▸ **SOURCE TEXT**
☆ ☆ ☆ ☆ ☆ ☆ ☆

I’m working with BritMums promoting #TheHolidayMakers campaign, sponsored by The Year of Engineering.
It’s all about getting children excited about engineering with fun and stimulating activities that will keep them engaged all summer long.
Check out https://www.yearofengineering.gov.uk/theholidaymakers to find activities for your child, including challenges in which they could win cool prizes!
Participate in week 2’s engineering challenge, the Ring Wing Glider Challenge, and you could win a STEM workshop for your school.
The Holiday Makers
The Holiday Makers is a new section of the Year of Engineering website filled with fun activities and challenges designed to entertain and inspire our children all summer long. The Year of Engineering is a government campaign designed to change our perceptions of engineering by getting children involved and showing them what engineers actually do. Engineering is all around us and is involved in a variety of careers. The Holiday Makers and the Year of Engineering aim to highlight the skills and interests that make children natural engineers - they are problem-solvers, makers, builders and designers, and generally curious about the world around them.

☆ ☆ ☆ ☆ ☆ ☆ ☆

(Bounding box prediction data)
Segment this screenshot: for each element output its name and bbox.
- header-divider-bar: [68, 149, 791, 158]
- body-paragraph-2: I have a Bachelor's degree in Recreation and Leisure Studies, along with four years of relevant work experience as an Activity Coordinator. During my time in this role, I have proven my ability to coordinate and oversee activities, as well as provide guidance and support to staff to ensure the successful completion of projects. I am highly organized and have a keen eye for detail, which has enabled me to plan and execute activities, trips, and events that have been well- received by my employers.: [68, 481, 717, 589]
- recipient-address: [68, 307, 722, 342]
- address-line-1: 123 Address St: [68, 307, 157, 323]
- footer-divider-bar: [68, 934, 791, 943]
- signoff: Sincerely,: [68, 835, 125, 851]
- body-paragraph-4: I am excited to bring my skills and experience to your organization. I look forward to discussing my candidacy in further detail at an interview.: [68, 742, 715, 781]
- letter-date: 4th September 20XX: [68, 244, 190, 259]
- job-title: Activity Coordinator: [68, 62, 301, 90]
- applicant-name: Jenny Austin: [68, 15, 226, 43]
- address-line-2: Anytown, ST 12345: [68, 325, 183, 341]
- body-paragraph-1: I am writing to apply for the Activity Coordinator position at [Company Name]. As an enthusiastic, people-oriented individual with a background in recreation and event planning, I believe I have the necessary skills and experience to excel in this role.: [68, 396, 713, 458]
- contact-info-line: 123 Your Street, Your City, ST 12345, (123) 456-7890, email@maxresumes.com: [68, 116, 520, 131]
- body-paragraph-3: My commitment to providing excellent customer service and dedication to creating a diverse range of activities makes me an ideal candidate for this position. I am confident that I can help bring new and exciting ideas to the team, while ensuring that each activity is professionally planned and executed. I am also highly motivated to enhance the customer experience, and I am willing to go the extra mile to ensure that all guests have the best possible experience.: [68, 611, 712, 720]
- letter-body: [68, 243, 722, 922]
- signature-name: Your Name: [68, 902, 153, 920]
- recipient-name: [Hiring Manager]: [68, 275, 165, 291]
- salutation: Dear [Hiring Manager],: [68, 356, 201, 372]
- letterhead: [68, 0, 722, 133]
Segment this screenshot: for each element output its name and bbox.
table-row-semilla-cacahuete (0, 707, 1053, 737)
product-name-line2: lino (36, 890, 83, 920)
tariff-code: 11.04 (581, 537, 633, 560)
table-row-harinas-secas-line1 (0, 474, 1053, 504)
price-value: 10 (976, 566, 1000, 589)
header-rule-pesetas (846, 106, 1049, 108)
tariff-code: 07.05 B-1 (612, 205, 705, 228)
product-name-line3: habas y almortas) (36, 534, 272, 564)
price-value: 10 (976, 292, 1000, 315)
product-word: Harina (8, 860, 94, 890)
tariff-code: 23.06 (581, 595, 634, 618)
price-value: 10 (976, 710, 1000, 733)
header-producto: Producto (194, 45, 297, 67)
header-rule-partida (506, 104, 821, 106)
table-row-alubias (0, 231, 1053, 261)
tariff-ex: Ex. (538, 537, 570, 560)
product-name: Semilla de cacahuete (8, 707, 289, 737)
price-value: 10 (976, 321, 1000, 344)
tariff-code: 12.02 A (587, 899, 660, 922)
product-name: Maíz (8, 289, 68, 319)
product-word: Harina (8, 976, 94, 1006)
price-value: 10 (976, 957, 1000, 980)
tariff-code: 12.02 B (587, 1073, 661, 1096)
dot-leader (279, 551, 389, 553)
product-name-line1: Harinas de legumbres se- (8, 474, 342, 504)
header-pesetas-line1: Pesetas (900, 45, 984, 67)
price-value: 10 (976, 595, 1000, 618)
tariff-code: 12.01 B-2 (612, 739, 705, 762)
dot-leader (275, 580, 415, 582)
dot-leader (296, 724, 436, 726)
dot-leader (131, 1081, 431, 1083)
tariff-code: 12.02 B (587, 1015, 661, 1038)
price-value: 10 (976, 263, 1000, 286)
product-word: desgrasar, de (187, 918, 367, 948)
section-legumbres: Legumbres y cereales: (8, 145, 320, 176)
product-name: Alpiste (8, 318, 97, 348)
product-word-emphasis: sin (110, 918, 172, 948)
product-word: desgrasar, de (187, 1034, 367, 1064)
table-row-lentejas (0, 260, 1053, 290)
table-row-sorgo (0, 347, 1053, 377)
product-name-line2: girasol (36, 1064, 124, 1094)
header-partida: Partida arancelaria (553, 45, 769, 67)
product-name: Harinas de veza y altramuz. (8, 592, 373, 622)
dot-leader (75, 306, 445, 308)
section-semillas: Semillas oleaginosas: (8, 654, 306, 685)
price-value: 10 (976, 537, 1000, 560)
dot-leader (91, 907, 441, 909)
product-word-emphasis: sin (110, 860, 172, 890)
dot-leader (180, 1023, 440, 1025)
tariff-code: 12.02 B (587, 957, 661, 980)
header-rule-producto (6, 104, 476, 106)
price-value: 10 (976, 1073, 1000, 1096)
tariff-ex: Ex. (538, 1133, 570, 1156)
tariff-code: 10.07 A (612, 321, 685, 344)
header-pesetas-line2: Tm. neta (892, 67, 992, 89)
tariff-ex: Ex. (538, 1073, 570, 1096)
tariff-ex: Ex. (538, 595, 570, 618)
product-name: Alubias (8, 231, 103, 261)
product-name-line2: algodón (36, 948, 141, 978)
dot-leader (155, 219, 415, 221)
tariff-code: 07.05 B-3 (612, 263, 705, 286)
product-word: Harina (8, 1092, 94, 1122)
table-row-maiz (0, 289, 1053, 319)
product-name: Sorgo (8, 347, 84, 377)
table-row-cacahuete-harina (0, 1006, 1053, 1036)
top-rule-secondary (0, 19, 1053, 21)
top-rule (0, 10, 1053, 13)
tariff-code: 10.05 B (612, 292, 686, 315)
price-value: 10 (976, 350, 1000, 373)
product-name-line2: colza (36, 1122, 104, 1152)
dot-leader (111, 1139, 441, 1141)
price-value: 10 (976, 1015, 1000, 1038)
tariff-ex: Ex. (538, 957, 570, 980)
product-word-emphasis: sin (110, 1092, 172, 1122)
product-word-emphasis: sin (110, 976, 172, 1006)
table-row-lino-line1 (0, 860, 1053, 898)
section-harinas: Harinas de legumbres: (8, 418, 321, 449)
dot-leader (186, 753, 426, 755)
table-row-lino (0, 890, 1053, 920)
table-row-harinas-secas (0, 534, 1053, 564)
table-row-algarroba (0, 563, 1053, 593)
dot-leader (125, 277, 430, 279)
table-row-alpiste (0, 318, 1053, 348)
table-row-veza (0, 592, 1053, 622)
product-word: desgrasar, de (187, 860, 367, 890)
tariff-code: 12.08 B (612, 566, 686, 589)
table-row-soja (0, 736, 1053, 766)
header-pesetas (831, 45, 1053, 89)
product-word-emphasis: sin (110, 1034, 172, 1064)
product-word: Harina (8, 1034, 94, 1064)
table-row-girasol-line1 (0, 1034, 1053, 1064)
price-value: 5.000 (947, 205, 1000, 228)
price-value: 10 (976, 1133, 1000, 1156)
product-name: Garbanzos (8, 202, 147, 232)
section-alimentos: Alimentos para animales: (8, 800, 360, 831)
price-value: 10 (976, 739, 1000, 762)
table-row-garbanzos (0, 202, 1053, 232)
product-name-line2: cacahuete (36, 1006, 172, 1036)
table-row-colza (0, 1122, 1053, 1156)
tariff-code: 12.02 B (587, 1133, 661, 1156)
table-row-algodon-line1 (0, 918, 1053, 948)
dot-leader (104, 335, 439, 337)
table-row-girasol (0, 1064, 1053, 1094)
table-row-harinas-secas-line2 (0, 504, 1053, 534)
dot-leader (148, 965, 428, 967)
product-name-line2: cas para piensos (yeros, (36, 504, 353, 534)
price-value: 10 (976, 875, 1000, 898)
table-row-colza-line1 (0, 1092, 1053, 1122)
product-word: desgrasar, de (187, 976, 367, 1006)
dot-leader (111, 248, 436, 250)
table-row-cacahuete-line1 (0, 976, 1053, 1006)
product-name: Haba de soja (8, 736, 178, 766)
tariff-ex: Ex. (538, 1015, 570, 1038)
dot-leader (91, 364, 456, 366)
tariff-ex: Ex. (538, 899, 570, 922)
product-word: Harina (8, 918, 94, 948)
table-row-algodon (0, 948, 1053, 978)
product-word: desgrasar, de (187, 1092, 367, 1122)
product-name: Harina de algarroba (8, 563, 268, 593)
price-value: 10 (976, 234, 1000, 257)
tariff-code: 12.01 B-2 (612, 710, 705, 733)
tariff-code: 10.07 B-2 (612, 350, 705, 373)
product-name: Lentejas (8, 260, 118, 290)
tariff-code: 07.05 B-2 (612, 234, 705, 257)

☆ ☆ ☆ ☆ ☆ ☆ ☆

▸ **CHECK YOUR UNDERSTANDING**
**a.** Answer these questions from the Holiday Makers text.
(i) Who sponsors the #TheHolidayMakers campaign?
(ii) What is the name of week 2's engineering challenge?
(iii) What kind of campaign is the Year of Engineering?
**b.** Write a continuation of the Holiday Makers text, starting after its final sentence.
The rows play no part in this.

▸ **RESPONSES TO THE TASKS**
**a.**
(i) The Year of Engineering
(ii) The Ring Wing Glider Challenge
(iii) A government campaign

**b.**
Stop by with your family each week this summer to check out the latest engineering challenge from the Holiday Makers. And be sure to check out all of the engineering activities available on the site. There’s even a holiday journal to record all your Holiday Makers progress over the summer. Children can collect stamps in their digital journal by completing different activities or download a printable version to track their progress.
On the Holiday Makers site, you can check out events happening near you like the Engineering Open House Day on Friday 3 August 2018. You get behind the scenes access to a wide variety of places to show what a career in engineering looks like.
If you're near London, check out FixCamp - a design and engineering summer activity programme, where young people come together to think and build big.
Engineering Challenge: Make a Ring Wing Glider
The Ring Wing Glider Challenge is the engineering challenge for week 2 from The Holiday Makers. They have a template and instructions to make a ring wing glider.
Print out the template on printer paper or 160gsm card (which is twice as thick as regular paper).
In addition to the template, you’ll need scissors, tape, and straws.
Cut the template out and tape each paper strip together to form a ring. Tape the straws onto the gray marks on the large paper ring. The gray marks help the straws to be evenly spaced.
Attach the straws to the small ring.
Send the ring wing glider flying!
How can you change the design to make it fly faster or farther?
Does how you throw the glider make a difference in the way it performs?
What about using different sizes or amounts of straws?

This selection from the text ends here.